_Given instruction_
Retype each record shown below, leaving every character as it is.

━━ Working data

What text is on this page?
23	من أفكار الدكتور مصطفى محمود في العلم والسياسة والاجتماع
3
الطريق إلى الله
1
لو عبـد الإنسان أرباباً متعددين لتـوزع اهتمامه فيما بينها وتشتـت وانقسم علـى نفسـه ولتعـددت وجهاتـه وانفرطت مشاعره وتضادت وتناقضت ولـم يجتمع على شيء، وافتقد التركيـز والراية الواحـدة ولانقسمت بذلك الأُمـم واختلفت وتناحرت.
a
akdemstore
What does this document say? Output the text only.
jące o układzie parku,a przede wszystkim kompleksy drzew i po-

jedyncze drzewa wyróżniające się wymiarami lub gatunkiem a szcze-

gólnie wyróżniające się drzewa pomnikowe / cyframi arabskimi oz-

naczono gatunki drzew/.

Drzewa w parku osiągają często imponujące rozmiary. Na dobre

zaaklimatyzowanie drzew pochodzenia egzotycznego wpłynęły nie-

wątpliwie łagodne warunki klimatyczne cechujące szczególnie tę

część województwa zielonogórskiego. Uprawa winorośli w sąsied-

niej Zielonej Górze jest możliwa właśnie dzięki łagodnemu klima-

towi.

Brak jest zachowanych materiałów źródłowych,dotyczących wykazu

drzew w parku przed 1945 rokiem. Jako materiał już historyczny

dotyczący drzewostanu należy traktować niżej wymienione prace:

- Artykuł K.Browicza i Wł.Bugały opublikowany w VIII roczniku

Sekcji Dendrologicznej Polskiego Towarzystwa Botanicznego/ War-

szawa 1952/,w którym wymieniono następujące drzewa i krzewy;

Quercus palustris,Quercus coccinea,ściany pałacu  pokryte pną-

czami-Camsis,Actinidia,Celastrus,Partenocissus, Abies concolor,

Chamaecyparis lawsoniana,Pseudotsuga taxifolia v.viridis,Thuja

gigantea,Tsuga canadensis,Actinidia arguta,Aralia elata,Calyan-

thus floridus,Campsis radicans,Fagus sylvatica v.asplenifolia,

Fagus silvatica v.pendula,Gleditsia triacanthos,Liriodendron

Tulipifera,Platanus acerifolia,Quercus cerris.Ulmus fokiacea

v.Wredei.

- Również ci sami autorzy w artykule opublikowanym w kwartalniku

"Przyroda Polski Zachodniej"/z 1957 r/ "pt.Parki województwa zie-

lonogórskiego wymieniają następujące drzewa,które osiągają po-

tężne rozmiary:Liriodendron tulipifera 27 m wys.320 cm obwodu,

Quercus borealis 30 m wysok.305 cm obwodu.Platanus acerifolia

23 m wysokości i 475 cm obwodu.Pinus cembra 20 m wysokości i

━━━━

_Correct output_
What text is on this page?
23	من أفكار الدكتور مصطفى محمود في العلم والسياسة والاجتماع
3
الطريق إلى الله
1
لو عبـد الإنسان أرباباً متعددين لتـوزع اهتمامه فيما بينها وتشتـت وانقسم علـى نفسـه ولتعـددت وجهاتـه وانفرطت مشاعره وتضادت وتناقضت ولـم يجتمع على شيء، وافتقد التركيـز والراية الواحـدة ولانقسمت بذلك الأُمـم واختلفت وتناحرت.
a
akdemstore
What does this document say? Output the text only.
jące o układzie parku,a przede wszystkim kompleksy drzew i po-

jedyncze drzewa wyróżniające się wymiarami lub gatunkiem a szcze-

gólnie wyróżniające się drzewa pomnikowe / cyframi arabskimi oz-

naczono gatunki drzew/.

Drzewa w parku osiągają często imponujące rozmiary. Na dobre

zaaklimatyzowanie drzew pochodzenia egzotycznego wpłynęły nie-

wątpliwie łagodne warunki klimatyczne cechujące szczególnie tę

część województwa zielonogórskiego. Uprawa winorośli w sąsied-

niej Zielonej Górze jest możliwa właśnie dzięki łagodnemu klima-

towi.

Brak jest zachowanych materiałów źródłowych,dotyczących wykazu

drzew w parku przed 1945 rokiem. Jako materiał już historyczny

dotyczący drzewostanu należy traktować niżej wymienione prace:

- Artykuł K.Browicza i Wł.Bugały opublikowany w VIII roczniku

Sekcji Dendrologicznej Polskiego Towarzystwa Botanicznego/ War-

szawa 1952/,w którym wymieniono następujące drzewa i krzewy;

Quercus palustris,Quercus coccinea,ściany pałacu  pokryte pną-

czami-Camsis,Actinidia,Celastrus,Partenocissus, Abies concolor,

Chamaecyparis lawsoniana,Pseudotsuga taxifolia v.viridis,Thuja

gigantea,Tsuga canadensis,Actinidia arguta,Aralia elata,Calyan-

thus floridus,Campsis radicans,Fagus sylvatica v.asplenifolia,

Fagus silvatica v.pendula,Gleditsia triacanthos,Liriodendron

Tulipifera,Platanus acerifolia,Quercus cerris.Ulmus fokiacea

v.Wredei.

- Również ci sami autorzy w artykule opublikowanym w kwartalniku

"Przyroda Polski Zachodniej"/z 1957 r/ "pt.Parki województwa zie-

lonogórskiego wymieniają następujące drzewa,które osiągają po-

tężne rozmiary:Liriodendron tulipifera 27 m wys.320 cm obwodu,

Quercus borealis 30 m wysok.305 cm obwodu.Platanus acerifolia

23 m wysokości i 475 cm obwodu.Pinus cembra 20 m wysokości i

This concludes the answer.